== WHAT YOU NEED TO DO ==
Type every record exactly as it appears.

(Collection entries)
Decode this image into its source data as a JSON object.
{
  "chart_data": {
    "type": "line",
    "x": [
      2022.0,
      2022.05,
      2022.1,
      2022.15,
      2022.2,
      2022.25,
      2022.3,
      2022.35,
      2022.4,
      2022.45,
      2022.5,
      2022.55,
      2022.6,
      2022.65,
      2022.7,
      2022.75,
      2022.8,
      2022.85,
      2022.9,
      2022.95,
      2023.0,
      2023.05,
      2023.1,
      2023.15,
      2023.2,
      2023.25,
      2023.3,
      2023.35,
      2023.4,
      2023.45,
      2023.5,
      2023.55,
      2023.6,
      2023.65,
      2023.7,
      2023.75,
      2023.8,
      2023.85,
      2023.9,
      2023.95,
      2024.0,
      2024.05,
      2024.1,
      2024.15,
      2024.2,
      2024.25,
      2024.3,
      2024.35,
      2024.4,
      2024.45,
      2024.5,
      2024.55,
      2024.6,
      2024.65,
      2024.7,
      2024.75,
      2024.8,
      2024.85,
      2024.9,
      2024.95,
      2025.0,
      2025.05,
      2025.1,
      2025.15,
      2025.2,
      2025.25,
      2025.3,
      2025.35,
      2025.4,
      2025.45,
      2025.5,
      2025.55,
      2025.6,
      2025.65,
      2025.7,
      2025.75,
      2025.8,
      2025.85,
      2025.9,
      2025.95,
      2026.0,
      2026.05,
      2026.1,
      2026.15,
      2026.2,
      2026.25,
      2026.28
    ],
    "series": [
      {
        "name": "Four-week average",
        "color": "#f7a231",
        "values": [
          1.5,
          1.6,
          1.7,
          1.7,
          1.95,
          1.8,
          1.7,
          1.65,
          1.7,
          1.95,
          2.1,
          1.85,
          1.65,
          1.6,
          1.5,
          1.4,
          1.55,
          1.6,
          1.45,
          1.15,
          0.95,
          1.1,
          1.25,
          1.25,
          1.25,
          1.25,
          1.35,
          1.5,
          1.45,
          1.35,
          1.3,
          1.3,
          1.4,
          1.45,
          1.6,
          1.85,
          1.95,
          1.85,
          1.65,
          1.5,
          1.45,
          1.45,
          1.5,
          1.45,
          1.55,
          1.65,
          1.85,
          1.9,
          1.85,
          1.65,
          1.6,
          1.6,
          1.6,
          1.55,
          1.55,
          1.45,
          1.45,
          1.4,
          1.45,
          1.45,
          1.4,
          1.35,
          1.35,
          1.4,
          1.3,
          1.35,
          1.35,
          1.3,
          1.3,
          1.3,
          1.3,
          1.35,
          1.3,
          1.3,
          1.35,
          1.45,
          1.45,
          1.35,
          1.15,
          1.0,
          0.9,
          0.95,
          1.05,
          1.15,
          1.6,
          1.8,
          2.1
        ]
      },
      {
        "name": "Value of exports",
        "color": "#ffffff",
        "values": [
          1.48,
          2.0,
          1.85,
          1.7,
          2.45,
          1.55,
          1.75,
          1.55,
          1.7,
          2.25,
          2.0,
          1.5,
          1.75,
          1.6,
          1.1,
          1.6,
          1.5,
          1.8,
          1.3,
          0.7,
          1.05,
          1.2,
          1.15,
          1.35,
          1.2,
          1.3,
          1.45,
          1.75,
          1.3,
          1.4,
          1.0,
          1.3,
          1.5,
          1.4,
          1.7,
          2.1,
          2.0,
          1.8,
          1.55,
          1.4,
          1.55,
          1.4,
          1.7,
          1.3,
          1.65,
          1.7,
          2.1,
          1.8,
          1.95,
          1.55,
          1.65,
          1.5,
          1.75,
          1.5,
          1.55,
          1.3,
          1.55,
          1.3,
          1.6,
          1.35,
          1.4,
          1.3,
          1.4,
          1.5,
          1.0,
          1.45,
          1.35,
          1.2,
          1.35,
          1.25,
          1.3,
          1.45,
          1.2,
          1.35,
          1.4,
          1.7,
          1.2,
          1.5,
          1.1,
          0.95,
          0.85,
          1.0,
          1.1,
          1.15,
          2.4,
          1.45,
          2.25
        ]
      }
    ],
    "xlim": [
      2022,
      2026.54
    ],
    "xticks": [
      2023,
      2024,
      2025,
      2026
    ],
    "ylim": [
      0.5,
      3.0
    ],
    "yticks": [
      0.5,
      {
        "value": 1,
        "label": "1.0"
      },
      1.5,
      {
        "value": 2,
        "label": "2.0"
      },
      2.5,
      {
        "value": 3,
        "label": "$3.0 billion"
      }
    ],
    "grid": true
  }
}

== COMPLETE OUTPUT ==
Decode this image into its source data as a JSON object.
{
  "chart_data": {
    "type": "line",
    "x": [
      2022.0,
      2022.05,
      2022.1,
      2022.15,
      2022.2,
      2022.25,
      2022.3,
      2022.35,
      2022.4,
      2022.45,
      2022.5,
      2022.55,
      2022.6,
      2022.65,
      2022.7,
      2022.75,
      2022.8,
      2022.85,
      2022.9,
      2022.95,
      2023.0,
      2023.05,
      2023.1,
      2023.15,
      2023.2,
      2023.25,
      2023.3,
      2023.35,
      2023.4,
      2023.45,
      2023.5,
      2023.55,
      2023.6,
      2023.65,
      2023.7,
      2023.75,
      2023.8,
      2023.85,
      2023.9,
      2023.95,
      2024.0,
      2024.05,
      2024.1,
      2024.15,
      2024.2,
      2024.25,
      2024.3,
      2024.35,
      2024.4,
      2024.45,
      2024.5,
      2024.55,
      2024.6,
      2024.65,
      2024.7,
      2024.75,
      2024.8,
      2024.85,
      2024.9,
      2024.95,
      2025.0,
      2025.05,
      2025.1,
      2025.15,
      2025.2,
      2025.25,
      2025.3,
      2025.35,
      2025.4,
      2025.45,
      2025.5,
      2025.55,
      2025.6,
      2025.65,
      2025.7,
      2025.75,
      2025.8,
      2025.85,
      2025.9,
      2025.95,
      2026.0,
      2026.05,
      2026.1,
      2026.15,
      2026.2,
      2026.25,
      2026.28
    ],
    "series": [
      {
        "name": "Four-week average",
        "color": "#f7a231",
        "values": [
          1.5,
          1.6,
          1.7,
          1.7,
          1.95,
          1.8,
          1.7,
          1.65,
          1.7,
          1.95,
          2.1,
          1.85,
          1.65,
          1.6,
          1.5,
          1.4,
          1.55,
          1.6,
          1.45,
          1.15,
          0.95,
          1.1,
          1.25,
          1.25,
          1.25,
          1.25,
          1.35,
          1.5,
          1.45,
          1.35,
          1.3,
          1.3,
          1.4,
          1.45,
          1.6,
          1.85,
          1.95,
          1.85,
          1.65,
          1.5,
          1.45,
          1.45,
          1.5,
          1.45,
          1.55,
          1.65,
          1.85,
          1.9,
          1.85,
          1.65,
          1.6,
          1.6,
          1.6,
          1.55,
          1.55,
          1.45,
          1.45,
          1.4,
          1.45,
          1.45,
          1.4,
          1.35,
          1.35,
          1.4,
          1.3,
          1.35,
          1.35,
          1.3,
          1.3,
          1.3,
          1.3,
          1.35,
          1.3,
          1.3,
          1.35,
          1.45,
          1.45,
          1.35,
          1.15,
          1.0,
          0.9,
          0.95,
          1.05,
          1.15,
          1.6,
          1.8,
          2.1
        ]
      },
      {
        "name": "Value of exports",
        "color": "#ffffff",
        "values": [
          1.48,
          2.0,
          1.85,
          1.7,
          2.45,
          1.55,
          1.75,
          1.55,
          1.7,
          2.25,
          2.0,
          1.5,
          1.75,
          1.6,
          1.1,
          1.6,
          1.5,
          1.8,
          1.3,
          0.7,
          1.05,
          1.2,
          1.15,
          1.35,
          1.2,
          1.3,
          1.45,
          1.75,
          1.3,
          1.4,
          1.0,
          1.3,
          1.5,
          1.4,
          1.7,
          2.1,
          2.0,
          1.8,
          1.55,
          1.4,
          1.55,
          1.4,
          1.7,
          1.3,
          1.65,
          1.7,
          2.1,
          1.8,
          1.95,
          1.55,
          1.65,
          1.5,
          1.75,
          1.5,
          1.55,
          1.3,
          1.55,
          1.3,
          1.6,
          1.35,
          1.4,
          1.3,
          1.4,
          1.5,
          1.0,
          1.45,
          1.35,
          1.2,
          1.35,
          1.25,
          1.3,
          1.45,
          1.2,
          1.35,
          1.4,
          1.7,
          1.2,
          1.5,
          1.1,
          0.95,
          0.85,
          1.0,
          1.1,
          1.15,
          2.4,
          1.45,
          2.25
        ]
      }
    ],
    "xlim": [
      2022,
      2026.54
    ],
    "xticks": [
      2023,
      2024,
      2025,
      2026
    ],
    "ylim": [
      0.5,
      3.0
    ],
    "yticks": [
      0.5,
      {
        "value": 1,
        "label": "1.0"
      },
      1.5,
      {
        "value": 2,
        "label": "2.0"
      },
      2.5,
      {
        "value": 3,
        "label": "$3.0 billion"
      }
    ],
    "grid": true
  }
}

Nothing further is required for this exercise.